DIRECTIONS >>
Can you quote the records below in full, word for word?

[A run of records]
■ ■ ■ ■ ■ ■ ■
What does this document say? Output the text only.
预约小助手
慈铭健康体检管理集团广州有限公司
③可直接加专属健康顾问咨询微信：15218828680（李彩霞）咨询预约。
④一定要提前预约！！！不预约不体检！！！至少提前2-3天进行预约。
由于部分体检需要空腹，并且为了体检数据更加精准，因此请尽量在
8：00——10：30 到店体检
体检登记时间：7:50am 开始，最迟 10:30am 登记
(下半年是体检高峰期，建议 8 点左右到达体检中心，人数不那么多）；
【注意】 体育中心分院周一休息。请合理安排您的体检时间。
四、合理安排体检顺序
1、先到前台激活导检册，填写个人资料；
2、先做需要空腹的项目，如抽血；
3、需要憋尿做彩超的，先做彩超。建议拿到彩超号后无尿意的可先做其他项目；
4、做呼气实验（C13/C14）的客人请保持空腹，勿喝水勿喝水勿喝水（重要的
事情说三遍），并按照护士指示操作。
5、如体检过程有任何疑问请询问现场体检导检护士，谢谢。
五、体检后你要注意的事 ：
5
■ ■ ■ ■ ■ ■ ■
FINISHED ANSWER >>
What does this document say? Output the text only.
预约小助手
慈铭健康体检管理集团广州有限公司
③可直接加专属健康顾问咨询微信：15218828680（李彩霞）咨询预约。
④一定要提前预约！！！不预约不体检！！！至少提前2-3天进行预约。
由于部分体检需要空腹，并且为了体检数据更加精准，因此请尽量在
8：00——10：30 到店体检
体检登记时间：7:50am 开始，最迟 10:30am 登记
(下半年是体检高峰期，建议 8 点左右到达体检中心，人数不那么多）；
【注意】 体育中心分院周一休息。请合理安排您的体检时间。
四、合理安排体检顺序
1、先到前台激活导检册，填写个人资料；
2、先做需要空腹的项目，如抽血；
3、需要憋尿做彩超的，先做彩超。建议拿到彩超号后无尿意的可先做其他项目；
4、做呼气实验（C13/C14）的客人请保持空腹，勿喝水勿喝水勿喝水（重要的
事情说三遍），并按照护士指示操作。
5、如体检过程有任何疑问请询问现场体检导检护士，谢谢。
五、体检后你要注意的事 ：
5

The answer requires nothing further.